Exercise:
Write out the full listing exactly as given, minus the images.

Extracted information:
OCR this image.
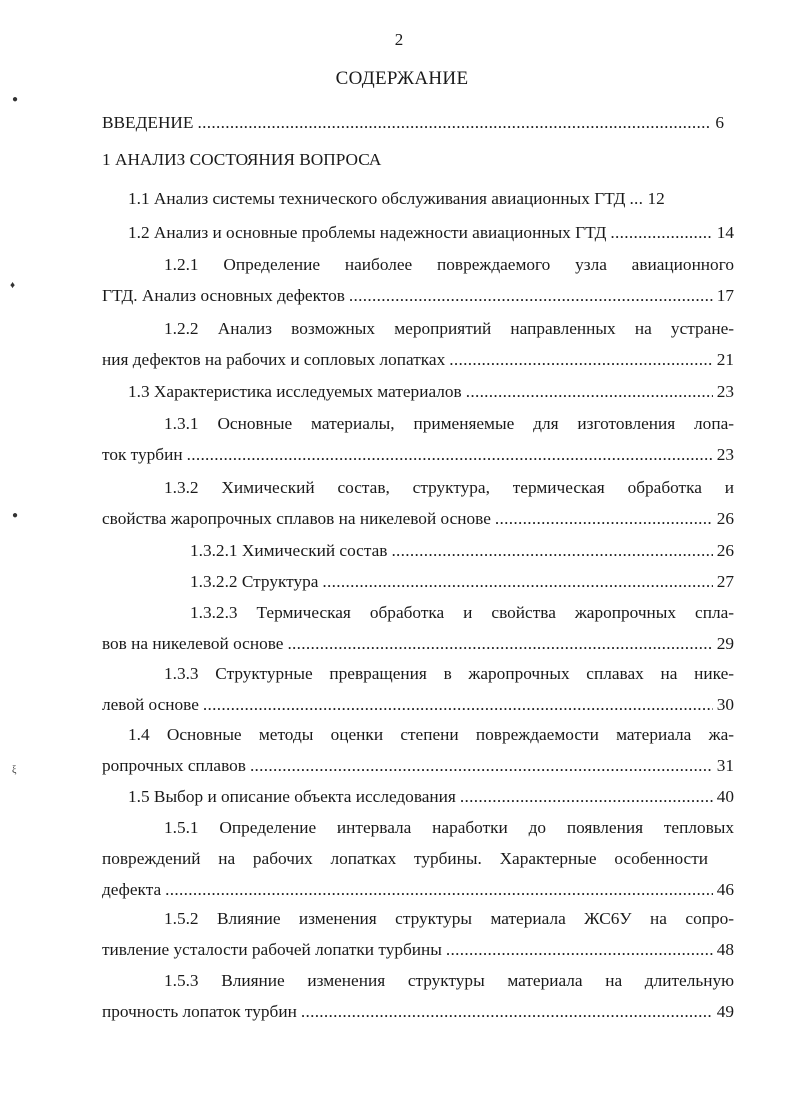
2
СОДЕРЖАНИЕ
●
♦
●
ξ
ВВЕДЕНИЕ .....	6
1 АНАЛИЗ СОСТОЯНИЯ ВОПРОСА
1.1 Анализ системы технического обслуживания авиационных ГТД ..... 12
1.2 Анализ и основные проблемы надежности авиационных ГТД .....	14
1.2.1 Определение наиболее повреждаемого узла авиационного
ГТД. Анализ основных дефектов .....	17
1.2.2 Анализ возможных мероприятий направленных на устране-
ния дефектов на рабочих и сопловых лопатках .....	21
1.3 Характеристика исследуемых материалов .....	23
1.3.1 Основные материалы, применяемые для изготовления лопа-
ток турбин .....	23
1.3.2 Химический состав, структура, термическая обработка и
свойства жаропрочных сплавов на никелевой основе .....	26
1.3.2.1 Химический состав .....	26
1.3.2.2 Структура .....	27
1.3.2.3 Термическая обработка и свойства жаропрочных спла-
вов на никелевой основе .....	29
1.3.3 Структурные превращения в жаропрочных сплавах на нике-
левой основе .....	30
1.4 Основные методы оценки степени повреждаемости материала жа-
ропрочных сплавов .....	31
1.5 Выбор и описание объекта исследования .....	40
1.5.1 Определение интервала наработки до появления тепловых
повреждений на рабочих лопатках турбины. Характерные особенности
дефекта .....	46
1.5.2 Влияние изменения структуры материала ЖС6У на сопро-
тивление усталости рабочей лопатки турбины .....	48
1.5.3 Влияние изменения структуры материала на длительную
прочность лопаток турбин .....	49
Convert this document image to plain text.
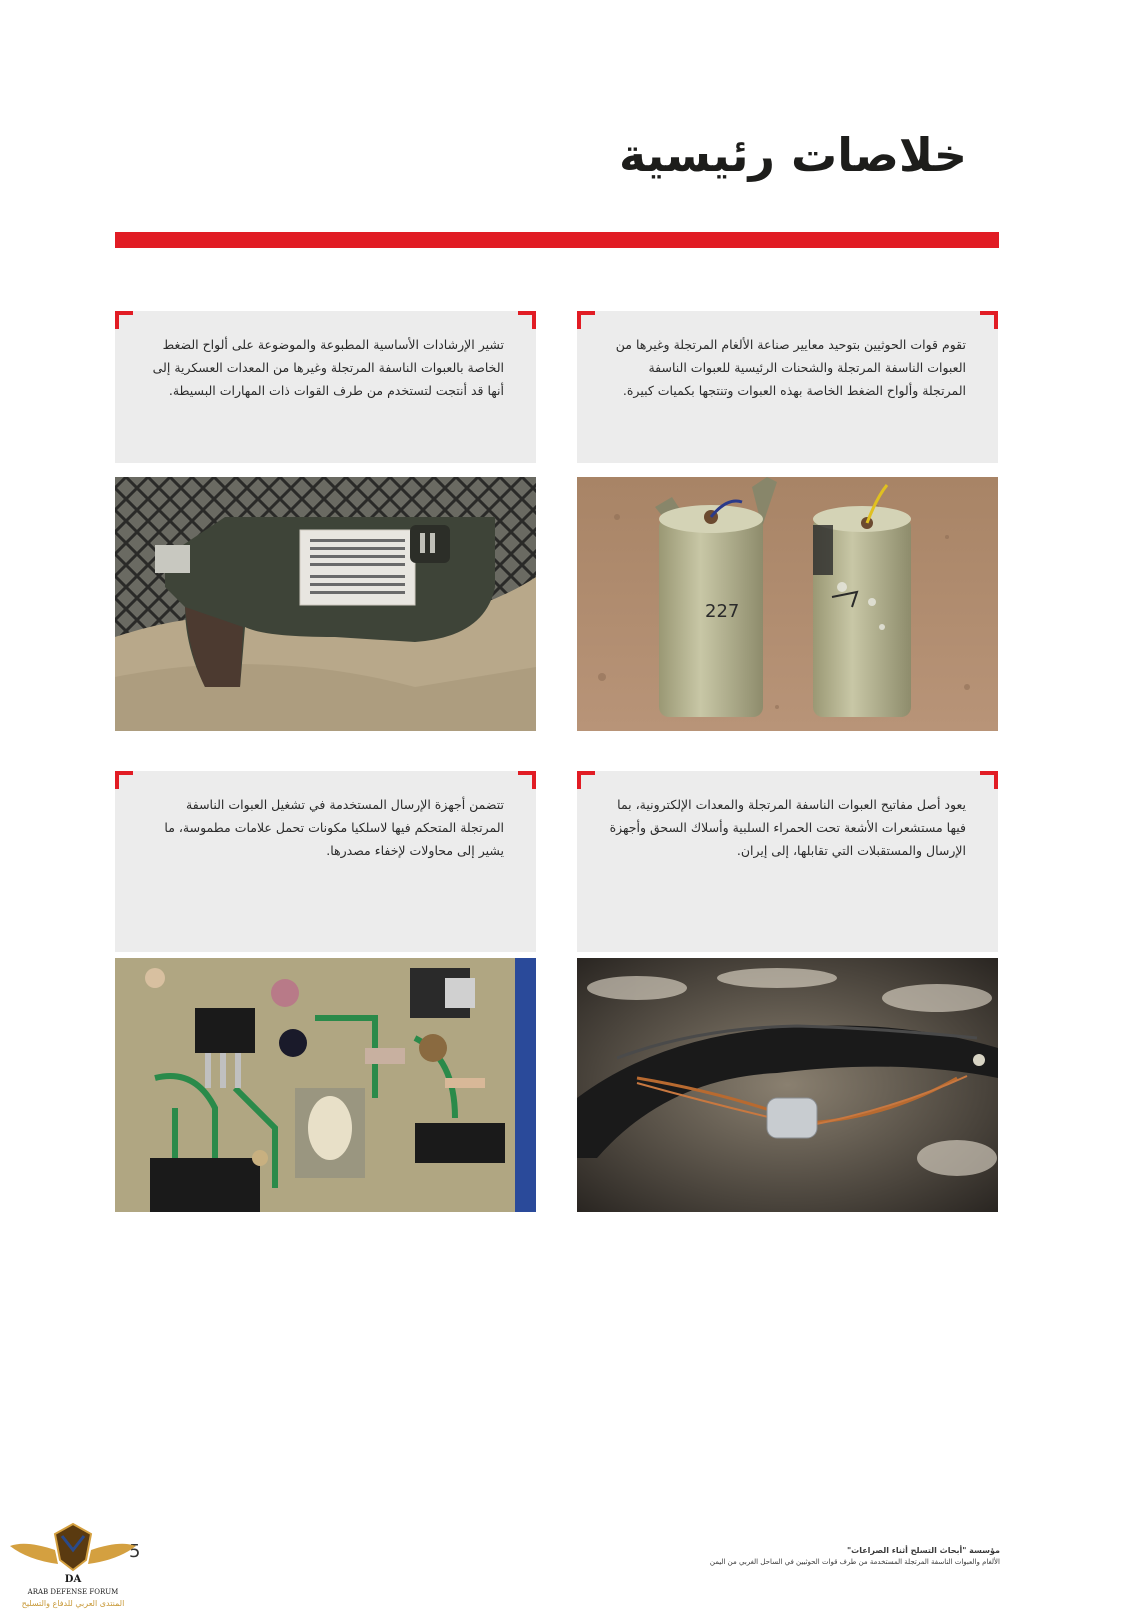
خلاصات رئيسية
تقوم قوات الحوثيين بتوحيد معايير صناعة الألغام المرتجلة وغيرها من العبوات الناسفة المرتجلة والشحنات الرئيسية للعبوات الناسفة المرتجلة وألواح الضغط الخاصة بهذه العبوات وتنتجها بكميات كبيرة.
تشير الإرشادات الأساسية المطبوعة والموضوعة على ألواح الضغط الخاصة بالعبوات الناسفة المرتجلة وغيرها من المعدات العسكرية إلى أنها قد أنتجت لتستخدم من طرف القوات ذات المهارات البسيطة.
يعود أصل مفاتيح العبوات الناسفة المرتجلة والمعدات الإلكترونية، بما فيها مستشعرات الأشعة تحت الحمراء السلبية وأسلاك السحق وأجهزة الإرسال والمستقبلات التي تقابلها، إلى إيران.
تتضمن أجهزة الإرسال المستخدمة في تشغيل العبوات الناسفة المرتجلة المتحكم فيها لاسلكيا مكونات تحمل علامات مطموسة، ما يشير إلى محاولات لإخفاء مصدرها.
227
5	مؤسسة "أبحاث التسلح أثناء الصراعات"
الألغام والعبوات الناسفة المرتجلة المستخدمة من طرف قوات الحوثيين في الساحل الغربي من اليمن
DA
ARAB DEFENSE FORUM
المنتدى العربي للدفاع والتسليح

The solution:
OCR this image.
2
СОДЕРЖАНИЕ
●
♦
●
ξ
ВВЕДЕНИЕ .....	6
1 АНАЛИЗ СОСТОЯНИЯ ВОПРОСА
1.1 Анализ системы технического обслуживания авиационных ГТД ..... 12
1.2 Анализ и основные проблемы надежности авиационных ГТД .....	14
1.2.1 Определение наиболее повреждаемого узла авиационного
ГТД. Анализ основных дефектов .....	17
1.2.2 Анализ возможных мероприятий направленных на устране-
ния дефектов на рабочих и сопловых лопатках .....	21
1.3 Характеристика исследуемых материалов .....	23
1.3.1 Основные материалы, применяемые для изготовления лопа-
ток турбин .....	23
1.3.2 Химический состав, структура, термическая обработка и
свойства жаропрочных сплавов на никелевой основе .....	26
1.3.2.1 Химический состав .....	26
1.3.2.2 Структура .....	27
1.3.2.3 Термическая обработка и свойства жаропрочных спла-
вов на никелевой основе .....	29
1.3.3 Структурные превращения в жаропрочных сплавах на нике-
левой основе .....	30
1.4 Основные методы оценки степени повреждаемости материала жа-
ропрочных сплавов .....	31
1.5 Выбор и описание объекта исследования .....	40
1.5.1 Определение интервала наработки до появления тепловых
повреждений на рабочих лопатках турбины. Характерные особенности
дефекта .....	46
1.5.2 Влияние изменения структуры материала ЖС6У на сопро-
тивление усталости рабочей лопатки турбины .....	48
1.5.3 Влияние изменения структуры материала на длительную
прочность лопаток турбин .....	49
Convert this document image to plain text.
خلاصات رئيسية
تقوم قوات الحوثيين بتوحيد معايير صناعة الألغام المرتجلة وغيرها من العبوات الناسفة المرتجلة والشحنات الرئيسية للعبوات الناسفة المرتجلة وألواح الضغط الخاصة بهذه العبوات وتنتجها بكميات كبيرة.
تشير الإرشادات الأساسية المطبوعة والموضوعة على ألواح الضغط الخاصة بالعبوات الناسفة المرتجلة وغيرها من المعدات العسكرية إلى أنها قد أنتجت لتستخدم من طرف القوات ذات المهارات البسيطة.
يعود أصل مفاتيح العبوات الناسفة المرتجلة والمعدات الإلكترونية، بما فيها مستشعرات الأشعة تحت الحمراء السلبية وأسلاك السحق وأجهزة الإرسال والمستقبلات التي تقابلها، إلى إيران.
تتضمن أجهزة الإرسال المستخدمة في تشغيل العبوات الناسفة المرتجلة المتحكم فيها لاسلكيا مكونات تحمل علامات مطموسة، ما يشير إلى محاولات لإخفاء مصدرها.
227
5	مؤسسة "أبحاث التسلح أثناء الصراعات"
الألغام والعبوات الناسفة المرتجلة المستخدمة من طرف قوات الحوثيين في الساحل الغربي من اليمن
DA
ARAB DEFENSE FORUM
المنتدى العربي للدفاع والتسليح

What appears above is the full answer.